* [Exercise objective] Beneath this task is a listing; retype all of it exactly.

* [Supplied material]

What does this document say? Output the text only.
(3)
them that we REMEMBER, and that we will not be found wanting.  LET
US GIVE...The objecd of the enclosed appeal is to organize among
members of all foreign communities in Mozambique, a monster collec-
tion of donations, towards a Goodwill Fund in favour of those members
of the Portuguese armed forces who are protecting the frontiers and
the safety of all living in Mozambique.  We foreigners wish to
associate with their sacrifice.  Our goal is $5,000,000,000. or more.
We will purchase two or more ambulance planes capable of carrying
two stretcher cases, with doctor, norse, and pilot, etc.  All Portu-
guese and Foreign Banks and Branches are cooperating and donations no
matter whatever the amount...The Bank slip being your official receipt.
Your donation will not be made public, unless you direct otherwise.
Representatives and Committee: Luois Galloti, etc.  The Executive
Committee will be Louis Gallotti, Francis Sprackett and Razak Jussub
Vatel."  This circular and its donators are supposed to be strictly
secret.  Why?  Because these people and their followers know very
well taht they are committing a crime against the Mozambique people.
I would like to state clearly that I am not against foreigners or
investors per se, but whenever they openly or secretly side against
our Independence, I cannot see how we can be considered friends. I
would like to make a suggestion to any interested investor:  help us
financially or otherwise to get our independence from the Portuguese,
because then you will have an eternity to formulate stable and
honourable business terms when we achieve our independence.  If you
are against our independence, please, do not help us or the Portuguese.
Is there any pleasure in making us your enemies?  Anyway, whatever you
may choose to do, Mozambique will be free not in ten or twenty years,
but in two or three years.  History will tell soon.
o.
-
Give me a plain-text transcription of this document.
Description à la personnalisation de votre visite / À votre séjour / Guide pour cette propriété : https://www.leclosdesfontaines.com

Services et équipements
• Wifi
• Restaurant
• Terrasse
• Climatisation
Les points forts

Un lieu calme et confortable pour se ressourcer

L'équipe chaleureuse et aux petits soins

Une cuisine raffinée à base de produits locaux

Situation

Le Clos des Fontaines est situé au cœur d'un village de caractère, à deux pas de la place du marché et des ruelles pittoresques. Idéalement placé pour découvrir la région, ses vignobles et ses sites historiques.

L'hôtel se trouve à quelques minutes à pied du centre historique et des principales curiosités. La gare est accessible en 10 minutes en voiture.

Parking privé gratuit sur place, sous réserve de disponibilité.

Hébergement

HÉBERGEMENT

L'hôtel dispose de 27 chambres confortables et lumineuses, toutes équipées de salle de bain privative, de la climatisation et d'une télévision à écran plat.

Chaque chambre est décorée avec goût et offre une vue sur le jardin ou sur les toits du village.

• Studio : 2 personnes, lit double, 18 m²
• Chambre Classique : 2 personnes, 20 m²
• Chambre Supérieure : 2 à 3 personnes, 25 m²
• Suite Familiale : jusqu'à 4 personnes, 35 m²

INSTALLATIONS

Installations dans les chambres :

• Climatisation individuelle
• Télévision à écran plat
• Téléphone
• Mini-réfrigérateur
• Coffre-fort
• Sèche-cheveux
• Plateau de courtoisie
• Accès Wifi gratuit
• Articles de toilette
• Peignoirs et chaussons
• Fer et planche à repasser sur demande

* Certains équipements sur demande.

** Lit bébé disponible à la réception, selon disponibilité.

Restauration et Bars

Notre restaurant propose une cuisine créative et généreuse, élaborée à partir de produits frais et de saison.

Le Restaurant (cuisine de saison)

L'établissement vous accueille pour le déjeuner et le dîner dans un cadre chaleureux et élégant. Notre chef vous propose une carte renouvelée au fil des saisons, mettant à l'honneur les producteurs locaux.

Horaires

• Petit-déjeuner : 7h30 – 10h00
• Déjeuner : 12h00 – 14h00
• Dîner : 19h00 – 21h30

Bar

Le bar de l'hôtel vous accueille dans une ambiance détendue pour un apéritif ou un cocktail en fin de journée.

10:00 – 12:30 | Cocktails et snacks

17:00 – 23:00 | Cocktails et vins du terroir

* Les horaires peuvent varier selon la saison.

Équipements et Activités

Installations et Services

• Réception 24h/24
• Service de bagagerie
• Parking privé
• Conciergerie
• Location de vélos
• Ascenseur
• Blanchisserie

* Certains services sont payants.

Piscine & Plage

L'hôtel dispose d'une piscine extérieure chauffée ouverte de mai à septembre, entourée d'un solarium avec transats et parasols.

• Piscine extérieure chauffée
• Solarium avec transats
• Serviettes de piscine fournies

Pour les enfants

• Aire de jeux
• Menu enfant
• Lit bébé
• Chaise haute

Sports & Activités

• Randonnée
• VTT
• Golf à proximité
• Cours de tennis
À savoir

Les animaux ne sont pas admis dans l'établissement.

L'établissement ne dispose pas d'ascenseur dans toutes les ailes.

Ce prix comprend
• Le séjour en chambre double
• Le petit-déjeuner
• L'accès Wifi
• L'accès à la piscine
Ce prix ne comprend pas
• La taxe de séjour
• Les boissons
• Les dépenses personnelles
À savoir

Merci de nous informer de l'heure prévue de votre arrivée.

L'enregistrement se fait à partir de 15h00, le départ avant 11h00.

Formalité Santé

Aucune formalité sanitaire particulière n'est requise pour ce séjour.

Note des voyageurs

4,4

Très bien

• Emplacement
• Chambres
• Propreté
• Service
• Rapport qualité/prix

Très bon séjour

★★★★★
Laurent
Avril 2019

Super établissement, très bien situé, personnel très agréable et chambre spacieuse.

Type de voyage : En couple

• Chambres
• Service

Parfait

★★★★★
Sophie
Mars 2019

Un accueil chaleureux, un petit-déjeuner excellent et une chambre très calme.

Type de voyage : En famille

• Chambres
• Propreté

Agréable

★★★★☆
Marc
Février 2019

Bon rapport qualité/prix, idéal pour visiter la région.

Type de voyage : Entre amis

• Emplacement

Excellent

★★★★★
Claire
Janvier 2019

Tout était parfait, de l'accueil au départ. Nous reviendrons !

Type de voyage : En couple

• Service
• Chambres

* [Worked solution]
What does this document say? Output the text only.
(3)
them that we REMEMBER, and that we will not be found wanting.  LET
US GIVE...The objecd of the enclosed appeal is to organize among
members of all foreign communities in Mozambique, a monster collec-
tion of donations, towards a Goodwill Fund in favour of those members
of the Portuguese armed forces who are protecting the frontiers and
the safety of all living in Mozambique.  We foreigners wish to
associate with their sacrifice.  Our goal is $5,000,000,000. or more.
We will purchase two or more ambulance planes capable of carrying
two stretcher cases, with doctor, norse, and pilot, etc.  All Portu-
guese and Foreign Banks and Branches are cooperating and donations no
matter whatever the amount...The Bank slip being your official receipt.
Your donation will not be made public, unless you direct otherwise.
Representatives and Committee: Luois Galloti, etc.  The Executive
Committee will be Louis Gallotti, Francis Sprackett and Razak Jussub
Vatel."  This circular and its donators are supposed to be strictly
secret.  Why?  Because these people and their followers know very
well taht they are committing a crime against the Mozambique people.
I would like to state clearly that I am not against foreigners or
investors per se, but whenever they openly or secretly side against
our Independence, I cannot see how we can be considered friends. I
would like to make a suggestion to any interested investor:  help us
financially or otherwise to get our independence from the Portuguese,
because then you will have an eternity to formulate stable and
honourable business terms when we achieve our independence.  If you
are against our independence, please, do not help us or the Portuguese.
Is there any pleasure in making us your enemies?  Anyway, whatever you
may choose to do, Mozambique will be free not in ten or twenty years,
but in two or three years.  History will tell soon.
o.
-
Give me a plain-text transcription of this document.
Description à la personnalisation de votre visite / À votre séjour / Guide pour cette propriété : https://www.leclosdesfontaines.com

Services et équipements
• Wifi
• Restaurant
• Terrasse
• Climatisation
Les points forts

Un lieu calme et confortable pour se ressourcer

L'équipe chaleureuse et aux petits soins

Une cuisine raffinée à base de produits locaux

Situation

Le Clos des Fontaines est situé au cœur d'un village de caractère, à deux pas de la place du marché et des ruelles pittoresques. Idéalement placé pour découvrir la région, ses vignobles et ses sites historiques.

L'hôtel se trouve à quelques minutes à pied du centre historique et des principales curiosités. La gare est accessible en 10 minutes en voiture.

Parking privé gratuit sur place, sous réserve de disponibilité.

Hébergement

HÉBERGEMENT

L'hôtel dispose de 27 chambres confortables et lumineuses, toutes équipées de salle de bain privative, de la climatisation et d'une télévision à écran plat.

Chaque chambre est décorée avec goût et offre une vue sur le jardin ou sur les toits du village.

• Studio : 2 personnes, lit double, 18 m²
• Chambre Classique : 2 personnes, 20 m²
• Chambre Supérieure : 2 à 3 personnes, 25 m²
• Suite Familiale : jusqu'à 4 personnes, 35 m²

INSTALLATIONS

Installations dans les chambres :

• Climatisation individuelle
• Télévision à écran plat
• Téléphone
• Mini-réfrigérateur
• Coffre-fort
• Sèche-cheveux
• Plateau de courtoisie
• Accès Wifi gratuit
• Articles de toilette
• Peignoirs et chaussons
• Fer et planche à repasser sur demande

* Certains équipements sur demande.

** Lit bébé disponible à la réception, selon disponibilité.

Restauration et Bars

Notre restaurant propose une cuisine créative et généreuse, élaborée à partir de produits frais et de saison.

Le Restaurant (cuisine de saison)

L'établissement vous accueille pour le déjeuner et le dîner dans un cadre chaleureux et élégant. Notre chef vous propose une carte renouvelée au fil des saisons, mettant à l'honneur les producteurs locaux.

Horaires

• Petit-déjeuner : 7h30 – 10h00
• Déjeuner : 12h00 – 14h00
• Dîner : 19h00 – 21h30

Bar

Le bar de l'hôtel vous accueille dans une ambiance détendue pour un apéritif ou un cocktail en fin de journée.

10:00 – 12:30 | Cocktails et snacks

17:00 – 23:00 | Cocktails et vins du terroir

* Les horaires peuvent varier selon la saison.

Équipements et Activités

Installations et Services

• Réception 24h/24
• Service de bagagerie
• Parking privé
• Conciergerie
• Location de vélos
• Ascenseur
• Blanchisserie

* Certains services sont payants.

Piscine & Plage

L'hôtel dispose d'une piscine extérieure chauffée ouverte de mai à septembre, entourée d'un solarium avec transats et parasols.

• Piscine extérieure chauffée
• Solarium avec transats
• Serviettes de piscine fournies

Pour les enfants

• Aire de jeux
• Menu enfant
• Lit bébé
• Chaise haute

Sports & Activités

• Randonnée
• VTT
• Golf à proximité
• Cours de tennis
À savoir

Les animaux ne sont pas admis dans l'établissement.

L'établissement ne dispose pas d'ascenseur dans toutes les ailes.

Ce prix comprend
• Le séjour en chambre double
• Le petit-déjeuner
• L'accès Wifi
• L'accès à la piscine
Ce prix ne comprend pas
• La taxe de séjour
• Les boissons
• Les dépenses personnelles
À savoir

Merci de nous informer de l'heure prévue de votre arrivée.

L'enregistrement se fait à partir de 15h00, le départ avant 11h00.

Formalité Santé

Aucune formalité sanitaire particulière n'est requise pour ce séjour.

Note des voyageurs

4,4

Très bien

• Emplacement
• Chambres
• Propreté
• Service
• Rapport qualité/prix

Très bon séjour

★★★★★
Laurent
Avril 2019

Super établissement, très bien situé, personnel très agréable et chambre spacieuse.

Type de voyage : En couple

• Chambres
• Service

Parfait

★★★★★
Sophie
Mars 2019

Un accueil chaleureux, un petit-déjeuner excellent et une chambre très calme.

Type de voyage : En famille

• Chambres
• Propreté

Agréable

★★★★☆
Marc
Février 2019

Bon rapport qualité/prix, idéal pour visiter la région.

Type de voyage : Entre amis

• Emplacement

Excellent

★★★★★
Claire
Janvier 2019

Tout était parfait, de l'accueil au départ. Nous reviendrons !

Type de voyage : En couple

• Service
• Chambres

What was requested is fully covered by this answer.